Figure record extracts
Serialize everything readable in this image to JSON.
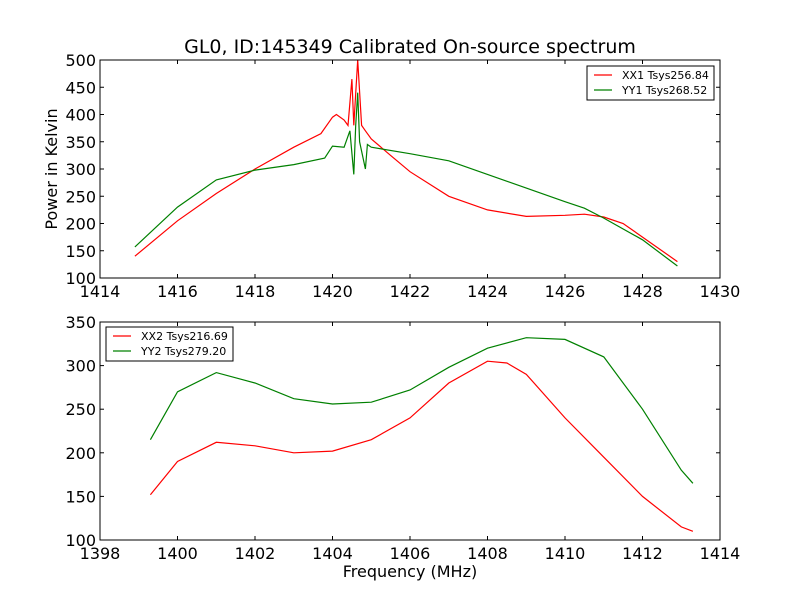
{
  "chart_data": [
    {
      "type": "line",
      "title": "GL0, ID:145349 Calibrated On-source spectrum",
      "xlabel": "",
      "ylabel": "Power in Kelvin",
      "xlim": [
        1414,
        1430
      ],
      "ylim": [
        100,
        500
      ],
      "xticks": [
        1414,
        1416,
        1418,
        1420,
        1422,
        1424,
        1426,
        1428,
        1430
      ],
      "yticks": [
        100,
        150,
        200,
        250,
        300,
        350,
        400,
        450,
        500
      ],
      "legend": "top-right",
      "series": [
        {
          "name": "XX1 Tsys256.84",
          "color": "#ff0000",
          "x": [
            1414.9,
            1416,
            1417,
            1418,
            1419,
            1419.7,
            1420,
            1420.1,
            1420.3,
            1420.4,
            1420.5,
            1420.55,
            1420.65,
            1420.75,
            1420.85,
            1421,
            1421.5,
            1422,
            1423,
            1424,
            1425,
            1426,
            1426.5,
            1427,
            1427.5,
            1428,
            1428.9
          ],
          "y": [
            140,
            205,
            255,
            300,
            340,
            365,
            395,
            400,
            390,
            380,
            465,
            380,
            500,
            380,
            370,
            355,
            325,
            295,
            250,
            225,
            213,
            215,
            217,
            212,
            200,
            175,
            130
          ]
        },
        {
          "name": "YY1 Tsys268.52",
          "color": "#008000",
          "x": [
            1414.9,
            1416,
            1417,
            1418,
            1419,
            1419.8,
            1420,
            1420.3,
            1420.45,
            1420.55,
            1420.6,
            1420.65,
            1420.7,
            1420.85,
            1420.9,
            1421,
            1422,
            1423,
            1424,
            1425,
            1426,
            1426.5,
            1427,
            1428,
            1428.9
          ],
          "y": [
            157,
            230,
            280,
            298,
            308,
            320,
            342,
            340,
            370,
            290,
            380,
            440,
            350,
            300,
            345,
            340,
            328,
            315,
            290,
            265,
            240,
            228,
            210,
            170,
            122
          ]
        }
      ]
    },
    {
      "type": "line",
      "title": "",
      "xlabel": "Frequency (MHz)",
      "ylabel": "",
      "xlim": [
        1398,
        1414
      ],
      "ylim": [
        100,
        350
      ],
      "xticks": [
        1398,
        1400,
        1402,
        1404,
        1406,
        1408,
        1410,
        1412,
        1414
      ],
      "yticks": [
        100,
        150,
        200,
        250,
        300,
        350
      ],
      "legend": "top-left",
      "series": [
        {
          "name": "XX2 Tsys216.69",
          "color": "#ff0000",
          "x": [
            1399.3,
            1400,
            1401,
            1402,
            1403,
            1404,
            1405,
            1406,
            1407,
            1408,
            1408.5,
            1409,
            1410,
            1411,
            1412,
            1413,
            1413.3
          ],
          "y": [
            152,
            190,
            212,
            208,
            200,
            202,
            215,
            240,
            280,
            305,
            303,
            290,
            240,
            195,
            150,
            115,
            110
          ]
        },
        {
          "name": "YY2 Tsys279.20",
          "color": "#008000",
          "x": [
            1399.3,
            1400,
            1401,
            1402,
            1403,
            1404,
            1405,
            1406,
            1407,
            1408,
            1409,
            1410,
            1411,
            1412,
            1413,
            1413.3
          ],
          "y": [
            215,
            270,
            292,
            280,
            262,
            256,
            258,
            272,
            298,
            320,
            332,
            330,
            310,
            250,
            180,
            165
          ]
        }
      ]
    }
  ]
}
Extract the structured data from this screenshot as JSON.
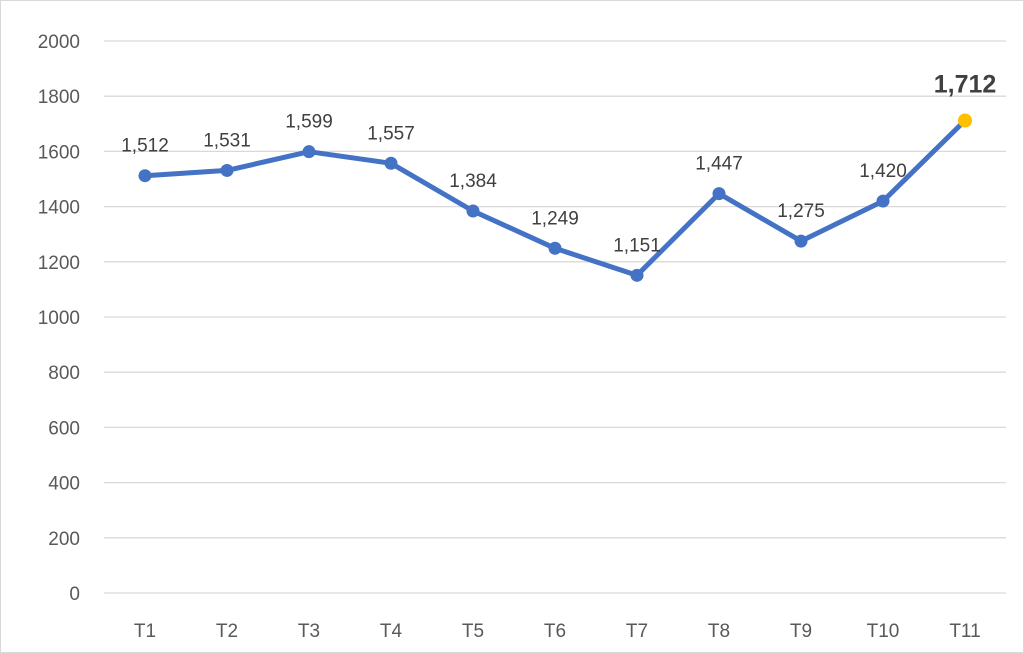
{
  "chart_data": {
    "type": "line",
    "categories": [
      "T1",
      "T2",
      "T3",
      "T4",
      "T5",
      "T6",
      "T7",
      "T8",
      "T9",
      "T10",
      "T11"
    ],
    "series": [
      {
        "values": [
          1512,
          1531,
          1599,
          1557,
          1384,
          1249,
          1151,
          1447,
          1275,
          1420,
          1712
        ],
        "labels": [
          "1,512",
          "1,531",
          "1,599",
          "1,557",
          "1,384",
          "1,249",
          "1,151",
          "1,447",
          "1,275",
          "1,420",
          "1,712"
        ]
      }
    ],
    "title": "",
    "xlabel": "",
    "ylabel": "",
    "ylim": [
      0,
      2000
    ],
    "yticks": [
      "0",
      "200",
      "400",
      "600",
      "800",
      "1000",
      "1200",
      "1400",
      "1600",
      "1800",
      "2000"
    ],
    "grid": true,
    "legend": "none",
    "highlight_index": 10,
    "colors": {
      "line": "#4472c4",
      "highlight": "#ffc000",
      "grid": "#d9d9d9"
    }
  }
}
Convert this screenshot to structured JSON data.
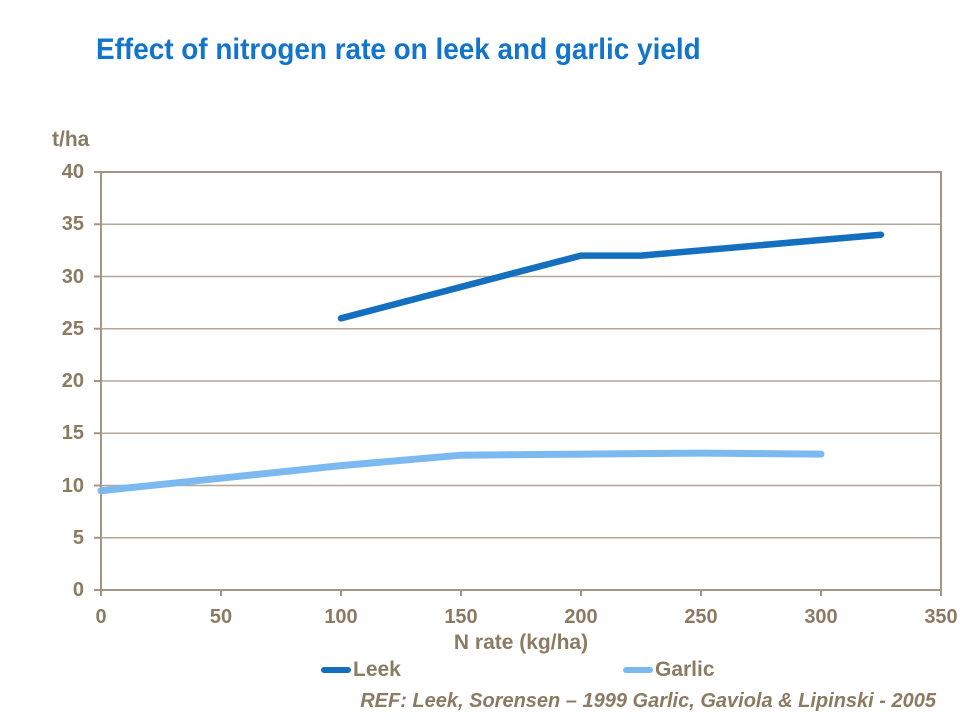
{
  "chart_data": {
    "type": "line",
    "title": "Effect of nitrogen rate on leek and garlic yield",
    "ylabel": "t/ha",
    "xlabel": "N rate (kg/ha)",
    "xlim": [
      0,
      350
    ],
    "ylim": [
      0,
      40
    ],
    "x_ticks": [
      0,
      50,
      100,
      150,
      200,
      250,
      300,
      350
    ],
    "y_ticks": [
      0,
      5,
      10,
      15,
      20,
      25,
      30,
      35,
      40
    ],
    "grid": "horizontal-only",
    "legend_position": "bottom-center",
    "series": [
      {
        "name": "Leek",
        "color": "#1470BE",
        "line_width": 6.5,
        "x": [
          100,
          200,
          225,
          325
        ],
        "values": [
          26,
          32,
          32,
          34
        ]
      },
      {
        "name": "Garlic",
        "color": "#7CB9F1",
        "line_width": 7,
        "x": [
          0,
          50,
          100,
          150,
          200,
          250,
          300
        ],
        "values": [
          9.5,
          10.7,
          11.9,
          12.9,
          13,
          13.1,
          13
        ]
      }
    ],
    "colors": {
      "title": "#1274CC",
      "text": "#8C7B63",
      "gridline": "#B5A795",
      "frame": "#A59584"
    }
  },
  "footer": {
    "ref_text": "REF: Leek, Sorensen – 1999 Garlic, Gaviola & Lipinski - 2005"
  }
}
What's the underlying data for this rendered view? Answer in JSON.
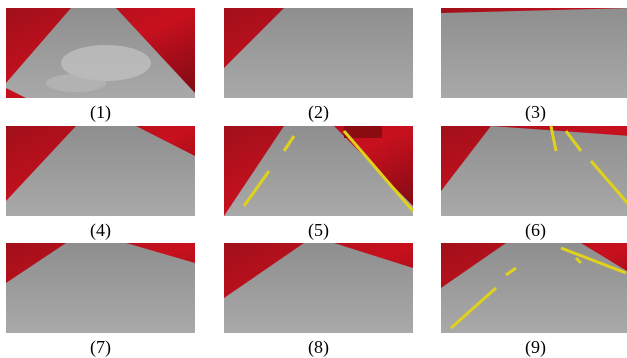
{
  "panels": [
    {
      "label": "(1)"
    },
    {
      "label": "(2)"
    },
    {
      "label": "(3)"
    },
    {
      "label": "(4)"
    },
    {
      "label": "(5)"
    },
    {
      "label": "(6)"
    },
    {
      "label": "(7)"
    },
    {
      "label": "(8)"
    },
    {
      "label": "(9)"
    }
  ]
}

The exercise:
Reproduce the records, all of them, word for word; omit the pictures.

Answer to the problem:
Serialize everything readable in this image to JSON.
{
  "chart_data": [
    {
      "type": "line",
      "title": "GL0, ID:145349 Calibrated On-source spectrum",
      "xlabel": "",
      "ylabel": "Power in Kelvin",
      "xlim": [
        1414,
        1430
      ],
      "ylim": [
        100,
        500
      ],
      "xticks": [
        1414,
        1416,
        1418,
        1420,
        1422,
        1424,
        1426,
        1428,
        1430
      ],
      "yticks": [
        100,
        150,
        200,
        250,
        300,
        350,
        400,
        450,
        500
      ],
      "legend": "top-right",
      "series": [
        {
          "name": "XX1 Tsys256.84",
          "color": "#ff0000",
          "x": [
            1414.9,
            1416,
            1417,
            1418,
            1419,
            1419.7,
            1420,
            1420.1,
            1420.3,
            1420.4,
            1420.5,
            1420.55,
            1420.65,
            1420.75,
            1420.85,
            1421,
            1421.5,
            1422,
            1423,
            1424,
            1425,
            1426,
            1426.5,
            1427,
            1427.5,
            1428,
            1428.9
          ],
          "y": [
            140,
            205,
            255,
            300,
            340,
            365,
            395,
            400,
            390,
            380,
            465,
            380,
            500,
            380,
            370,
            355,
            325,
            295,
            250,
            225,
            213,
            215,
            217,
            212,
            200,
            175,
            130
          ]
        },
        {
          "name": "YY1 Tsys268.52",
          "color": "#008000",
          "x": [
            1414.9,
            1416,
            1417,
            1418,
            1419,
            1419.8,
            1420,
            1420.3,
            1420.45,
            1420.55,
            1420.6,
            1420.65,
            1420.7,
            1420.85,
            1420.9,
            1421,
            1422,
            1423,
            1424,
            1425,
            1426,
            1426.5,
            1427,
            1428,
            1428.9
          ],
          "y": [
            157,
            230,
            280,
            298,
            308,
            320,
            342,
            340,
            370,
            290,
            380,
            440,
            350,
            300,
            345,
            340,
            328,
            315,
            290,
            265,
            240,
            228,
            210,
            170,
            122
          ]
        }
      ]
    },
    {
      "type": "line",
      "title": "",
      "xlabel": "Frequency (MHz)",
      "ylabel": "",
      "xlim": [
        1398,
        1414
      ],
      "ylim": [
        100,
        350
      ],
      "xticks": [
        1398,
        1400,
        1402,
        1404,
        1406,
        1408,
        1410,
        1412,
        1414
      ],
      "yticks": [
        100,
        150,
        200,
        250,
        300,
        350
      ],
      "legend": "top-left",
      "series": [
        {
          "name": "XX2 Tsys216.69",
          "color": "#ff0000",
          "x": [
            1399.3,
            1400,
            1401,
            1402,
            1403,
            1404,
            1405,
            1406,
            1407,
            1408,
            1408.5,
            1409,
            1410,
            1411,
            1412,
            1413,
            1413.3
          ],
          "y": [
            152,
            190,
            212,
            208,
            200,
            202,
            215,
            240,
            280,
            305,
            303,
            290,
            240,
            195,
            150,
            115,
            110
          ]
        },
        {
          "name": "YY2 Tsys279.20",
          "color": "#008000",
          "x": [
            1399.3,
            1400,
            1401,
            1402,
            1403,
            1404,
            1405,
            1406,
            1407,
            1408,
            1409,
            1410,
            1411,
            1412,
            1413,
            1413.3
          ],
          "y": [
            215,
            270,
            292,
            280,
            262,
            256,
            258,
            272,
            298,
            320,
            332,
            330,
            310,
            250,
            180,
            165
          ]
        }
      ]
    }
  ]
}
Extract the structured data from this screenshot as JSON.
{
  "chart_data": {
    "type": "line",
    "categories": [
      "T1",
      "T2",
      "T3",
      "T4",
      "T5",
      "T6",
      "T7",
      "T8",
      "T9",
      "T10",
      "T11"
    ],
    "series": [
      {
        "values": [
          1512,
          1531,
          1599,
          1557,
          1384,
          1249,
          1151,
          1447,
          1275,
          1420,
          1712
        ],
        "labels": [
          "1,512",
          "1,531",
          "1,599",
          "1,557",
          "1,384",
          "1,249",
          "1,151",
          "1,447",
          "1,275",
          "1,420",
          "1,712"
        ]
      }
    ],
    "title": "",
    "xlabel": "",
    "ylabel": "",
    "ylim": [
      0,
      2000
    ],
    "yticks": [
      "0",
      "200",
      "400",
      "600",
      "800",
      "1000",
      "1200",
      "1400",
      "1600",
      "1800",
      "2000"
    ],
    "grid": true,
    "legend": "none",
    "highlight_index": 10,
    "colors": {
      "line": "#4472c4",
      "highlight": "#ffc000",
      "grid": "#d9d9d9"
    }
  }
}
Convert this screenshot to structured JSON data.
{
  "chart_data": {
    "type": "line",
    "title": "Effect of nitrogen rate on leek and garlic yield",
    "ylabel": "t/ha",
    "xlabel": "N rate (kg/ha)",
    "xlim": [
      0,
      350
    ],
    "ylim": [
      0,
      40
    ],
    "x_ticks": [
      0,
      50,
      100,
      150,
      200,
      250,
      300,
      350
    ],
    "y_ticks": [
      0,
      5,
      10,
      15,
      20,
      25,
      30,
      35,
      40
    ],
    "grid": "horizontal-only",
    "legend_position": "bottom-center",
    "series": [
      {
        "name": "Leek",
        "color": "#1470BE",
        "line_width": 6.5,
        "x": [
          100,
          200,
          225,
          325
        ],
        "values": [
          26,
          32,
          32,
          34
        ]
      },
      {
        "name": "Garlic",
        "color": "#7CB9F1",
        "line_width": 7,
        "x": [
          0,
          50,
          100,
          150,
          200,
          250,
          300
        ],
        "values": [
          9.5,
          10.7,
          11.9,
          12.9,
          13,
          13.1,
          13
        ]
      }
    ],
    "colors": {
      "title": "#1274CC",
      "text": "#8C7B63",
      "gridline": "#B5A795",
      "frame": "#A59584"
    }
  },
  "footer": {
    "ref_text": "REF: Leek, Sorensen – 1999 Garlic, Gaviola & Lipinski - 2005"
  }
}
What's the underlying data for this rendered view? Answer in JSON.
{
  "panels": [
    {
      "label": "(1)"
    },
    {
      "label": "(2)"
    },
    {
      "label": "(3)"
    },
    {
      "label": "(4)"
    },
    {
      "label": "(5)"
    },
    {
      "label": "(6)"
    },
    {
      "label": "(7)"
    },
    {
      "label": "(8)"
    },
    {
      "label": "(9)"
    }
  ]
}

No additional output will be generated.